> EXERCISE:
Copy the rows below verbatim, all of them, in their original order.

> DATA LISTING:
******************************
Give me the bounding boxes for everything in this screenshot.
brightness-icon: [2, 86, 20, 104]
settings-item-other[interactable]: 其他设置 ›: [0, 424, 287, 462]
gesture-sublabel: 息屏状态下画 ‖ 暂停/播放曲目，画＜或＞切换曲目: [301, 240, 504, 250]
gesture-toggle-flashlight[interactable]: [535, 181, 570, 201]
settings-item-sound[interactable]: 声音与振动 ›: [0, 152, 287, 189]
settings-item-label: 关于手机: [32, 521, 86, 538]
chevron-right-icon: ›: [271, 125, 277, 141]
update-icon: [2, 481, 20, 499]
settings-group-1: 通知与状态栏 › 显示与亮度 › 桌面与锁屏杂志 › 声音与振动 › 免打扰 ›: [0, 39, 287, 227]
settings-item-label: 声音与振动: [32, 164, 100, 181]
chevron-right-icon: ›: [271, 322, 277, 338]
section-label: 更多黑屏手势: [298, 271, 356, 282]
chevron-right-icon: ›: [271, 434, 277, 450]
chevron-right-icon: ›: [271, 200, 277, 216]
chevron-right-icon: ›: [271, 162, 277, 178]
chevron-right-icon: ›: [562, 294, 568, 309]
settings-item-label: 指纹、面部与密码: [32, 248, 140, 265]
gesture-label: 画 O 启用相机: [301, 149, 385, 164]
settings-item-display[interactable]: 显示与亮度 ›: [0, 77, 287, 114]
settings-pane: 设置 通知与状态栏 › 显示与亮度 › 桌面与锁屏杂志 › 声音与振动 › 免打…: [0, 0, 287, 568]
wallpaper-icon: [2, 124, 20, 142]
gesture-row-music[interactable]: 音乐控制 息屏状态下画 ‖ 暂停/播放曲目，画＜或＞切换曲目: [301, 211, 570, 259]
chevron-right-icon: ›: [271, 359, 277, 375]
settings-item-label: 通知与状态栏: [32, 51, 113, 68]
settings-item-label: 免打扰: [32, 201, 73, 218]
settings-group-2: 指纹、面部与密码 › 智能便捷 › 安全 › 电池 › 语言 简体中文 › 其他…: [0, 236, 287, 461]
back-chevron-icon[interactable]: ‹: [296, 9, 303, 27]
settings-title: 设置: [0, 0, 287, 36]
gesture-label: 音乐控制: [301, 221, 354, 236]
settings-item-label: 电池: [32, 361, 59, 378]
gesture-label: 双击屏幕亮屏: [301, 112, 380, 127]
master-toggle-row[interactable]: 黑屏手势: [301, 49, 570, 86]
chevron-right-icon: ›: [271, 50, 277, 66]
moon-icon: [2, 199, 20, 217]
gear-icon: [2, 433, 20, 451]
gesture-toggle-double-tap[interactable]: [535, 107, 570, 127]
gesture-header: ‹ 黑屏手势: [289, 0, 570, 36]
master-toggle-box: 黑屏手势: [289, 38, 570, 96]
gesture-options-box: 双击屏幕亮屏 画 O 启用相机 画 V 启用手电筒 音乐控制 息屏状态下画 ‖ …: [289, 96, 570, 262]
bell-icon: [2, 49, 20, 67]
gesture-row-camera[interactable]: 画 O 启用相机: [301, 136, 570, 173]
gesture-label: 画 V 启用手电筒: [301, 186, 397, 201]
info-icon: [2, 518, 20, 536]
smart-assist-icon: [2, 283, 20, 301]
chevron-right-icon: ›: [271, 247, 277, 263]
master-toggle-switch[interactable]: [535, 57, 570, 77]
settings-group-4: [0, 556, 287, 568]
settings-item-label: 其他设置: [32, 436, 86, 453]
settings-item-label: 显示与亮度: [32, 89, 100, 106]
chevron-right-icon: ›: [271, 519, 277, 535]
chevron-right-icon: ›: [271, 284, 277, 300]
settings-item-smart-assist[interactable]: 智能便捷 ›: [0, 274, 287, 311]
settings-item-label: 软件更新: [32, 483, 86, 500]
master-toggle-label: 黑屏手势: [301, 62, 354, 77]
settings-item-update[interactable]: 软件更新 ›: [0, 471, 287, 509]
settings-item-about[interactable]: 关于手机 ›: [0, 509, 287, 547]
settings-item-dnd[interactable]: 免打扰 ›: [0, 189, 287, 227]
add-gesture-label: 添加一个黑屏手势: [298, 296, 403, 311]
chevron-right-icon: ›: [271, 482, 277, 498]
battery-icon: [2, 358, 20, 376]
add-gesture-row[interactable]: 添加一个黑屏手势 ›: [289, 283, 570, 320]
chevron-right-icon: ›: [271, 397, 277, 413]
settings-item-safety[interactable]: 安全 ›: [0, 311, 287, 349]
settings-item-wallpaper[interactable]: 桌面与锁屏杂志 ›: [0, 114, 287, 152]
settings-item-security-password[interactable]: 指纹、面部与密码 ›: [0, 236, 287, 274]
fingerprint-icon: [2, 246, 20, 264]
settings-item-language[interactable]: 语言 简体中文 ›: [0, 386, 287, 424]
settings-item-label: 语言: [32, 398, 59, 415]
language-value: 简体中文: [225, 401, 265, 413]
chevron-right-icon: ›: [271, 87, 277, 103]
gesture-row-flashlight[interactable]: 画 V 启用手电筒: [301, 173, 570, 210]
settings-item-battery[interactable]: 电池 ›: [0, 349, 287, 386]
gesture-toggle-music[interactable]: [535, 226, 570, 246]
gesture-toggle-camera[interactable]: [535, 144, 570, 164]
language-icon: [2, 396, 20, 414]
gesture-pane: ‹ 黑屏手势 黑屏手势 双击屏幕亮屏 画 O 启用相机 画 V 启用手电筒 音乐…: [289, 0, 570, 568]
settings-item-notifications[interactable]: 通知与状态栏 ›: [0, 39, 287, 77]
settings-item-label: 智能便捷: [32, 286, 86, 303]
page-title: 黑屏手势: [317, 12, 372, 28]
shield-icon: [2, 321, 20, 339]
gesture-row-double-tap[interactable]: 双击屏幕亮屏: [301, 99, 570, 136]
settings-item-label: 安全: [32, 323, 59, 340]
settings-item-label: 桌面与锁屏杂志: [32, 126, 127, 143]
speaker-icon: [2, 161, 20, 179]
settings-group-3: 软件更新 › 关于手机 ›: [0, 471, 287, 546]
******************************
> EXPECTED ANSWER:
Give me the bounding boxes for everything in this screenshot.
brightness-icon: [2, 86, 20, 104]
settings-item-other[interactable]: 其他设置 ›: [0, 424, 287, 462]
gesture-sublabel: 息屏状态下画 ‖ 暂停/播放曲目，画＜或＞切换曲目: [301, 240, 504, 250]
gesture-toggle-flashlight[interactable]: [535, 181, 570, 201]
settings-item-sound[interactable]: 声音与振动 ›: [0, 152, 287, 189]
settings-item-label: 关于手机: [32, 521, 86, 538]
chevron-right-icon: ›: [271, 125, 277, 141]
update-icon: [2, 481, 20, 499]
settings-group-1: 通知与状态栏 › 显示与亮度 › 桌面与锁屏杂志 › 声音与振动 › 免打扰 ›: [0, 39, 287, 227]
settings-item-label: 声音与振动: [32, 164, 100, 181]
chevron-right-icon: ›: [271, 322, 277, 338]
section-label: 更多黑屏手势: [298, 271, 356, 282]
chevron-right-icon: ›: [271, 434, 277, 450]
chevron-right-icon: ›: [271, 200, 277, 216]
chevron-right-icon: ›: [271, 162, 277, 178]
chevron-right-icon: ›: [562, 294, 568, 309]
settings-item-label: 指纹、面部与密码: [32, 248, 140, 265]
gesture-label: 画 O 启用相机: [301, 149, 385, 164]
settings-item-display[interactable]: 显示与亮度 ›: [0, 77, 287, 114]
settings-pane: 设置 通知与状态栏 › 显示与亮度 › 桌面与锁屏杂志 › 声音与振动 › 免打…: [0, 0, 287, 568]
wallpaper-icon: [2, 124, 20, 142]
gesture-row-music[interactable]: 音乐控制 息屏状态下画 ‖ 暂停/播放曲目，画＜或＞切换曲目: [301, 211, 570, 259]
chevron-right-icon: ›: [271, 359, 277, 375]
settings-item-label: 通知与状态栏: [32, 51, 113, 68]
settings-item-label: 免打扰: [32, 201, 73, 218]
settings-group-2: 指纹、面部与密码 › 智能便捷 › 安全 › 电池 › 语言 简体中文 › 其他…: [0, 236, 287, 461]
back-chevron-icon[interactable]: ‹: [296, 9, 303, 27]
settings-title: 设置: [0, 0, 287, 36]
gesture-label: 音乐控制: [301, 221, 354, 236]
settings-item-label: 电池: [32, 361, 59, 378]
gesture-label: 双击屏幕亮屏: [301, 112, 380, 127]
master-toggle-row[interactable]: 黑屏手势: [301, 49, 570, 86]
chevron-right-icon: ›: [271, 50, 277, 66]
moon-icon: [2, 199, 20, 217]
gear-icon: [2, 433, 20, 451]
gesture-toggle-double-tap[interactable]: [535, 107, 570, 127]
gesture-header: ‹ 黑屏手势: [289, 0, 570, 36]
master-toggle-box: 黑屏手势: [289, 38, 570, 96]
gesture-options-box: 双击屏幕亮屏 画 O 启用相机 画 V 启用手电筒 音乐控制 息屏状态下画 ‖ …: [289, 96, 570, 262]
bell-icon: [2, 49, 20, 67]
gesture-row-camera[interactable]: 画 O 启用相机: [301, 136, 570, 173]
gesture-label: 画 V 启用手电筒: [301, 186, 397, 201]
info-icon: [2, 518, 20, 536]
smart-assist-icon: [2, 283, 20, 301]
chevron-right-icon: ›: [271, 247, 277, 263]
master-toggle-switch[interactable]: [535, 57, 570, 77]
settings-group-4: [0, 556, 287, 568]
settings-item-label: 其他设置: [32, 436, 86, 453]
settings-item-label: 显示与亮度: [32, 89, 100, 106]
chevron-right-icon: ›: [271, 519, 277, 535]
chevron-right-icon: ›: [271, 284, 277, 300]
settings-item-smart-assist[interactable]: 智能便捷 ›: [0, 274, 287, 311]
settings-item-label: 软件更新: [32, 483, 86, 500]
master-toggle-label: 黑屏手势: [301, 62, 354, 77]
settings-item-update[interactable]: 软件更新 ›: [0, 471, 287, 509]
settings-item-about[interactable]: 关于手机 ›: [0, 509, 287, 547]
settings-item-dnd[interactable]: 免打扰 ›: [0, 189, 287, 227]
add-gesture-label: 添加一个黑屏手势: [298, 296, 403, 311]
chevron-right-icon: ›: [271, 482, 277, 498]
battery-icon: [2, 358, 20, 376]
add-gesture-row[interactable]: 添加一个黑屏手势 ›: [289, 283, 570, 320]
chevron-right-icon: ›: [271, 397, 277, 413]
settings-item-safety[interactable]: 安全 ›: [0, 311, 287, 349]
settings-item-wallpaper[interactable]: 桌面与锁屏杂志 ›: [0, 114, 287, 152]
settings-item-security-password[interactable]: 指纹、面部与密码 ›: [0, 236, 287, 274]
fingerprint-icon: [2, 246, 20, 264]
settings-item-language[interactable]: 语言 简体中文 ›: [0, 386, 287, 424]
settings-item-label: 语言: [32, 398, 59, 415]
language-value: 简体中文: [225, 401, 265, 413]
chevron-right-icon: ›: [271, 87, 277, 103]
gesture-row-flashlight[interactable]: 画 V 启用手电筒: [301, 173, 570, 210]
settings-item-battery[interactable]: 电池 ›: [0, 349, 287, 386]
gesture-toggle-music[interactable]: [535, 226, 570, 246]
gesture-toggle-camera[interactable]: [535, 144, 570, 164]
language-icon: [2, 396, 20, 414]
gesture-pane: ‹ 黑屏手势 黑屏手势 双击屏幕亮屏 画 O 启用相机 画 V 启用手电筒 音乐…: [289, 0, 570, 568]
settings-item-notifications[interactable]: 通知与状态栏 ›: [0, 39, 287, 77]
settings-item-label: 智能便捷: [32, 286, 86, 303]
page-title: 黑屏手势: [317, 12, 372, 28]
shield-icon: [2, 321, 20, 339]
gesture-row-double-tap[interactable]: 双击屏幕亮屏: [301, 99, 570, 136]
settings-item-label: 安全: [32, 323, 59, 340]
settings-item-label: 桌面与锁屏杂志: [32, 126, 127, 143]
speaker-icon: [2, 161, 20, 179]
settings-group-3: 软件更新 › 关于手机 ›: [0, 471, 287, 546]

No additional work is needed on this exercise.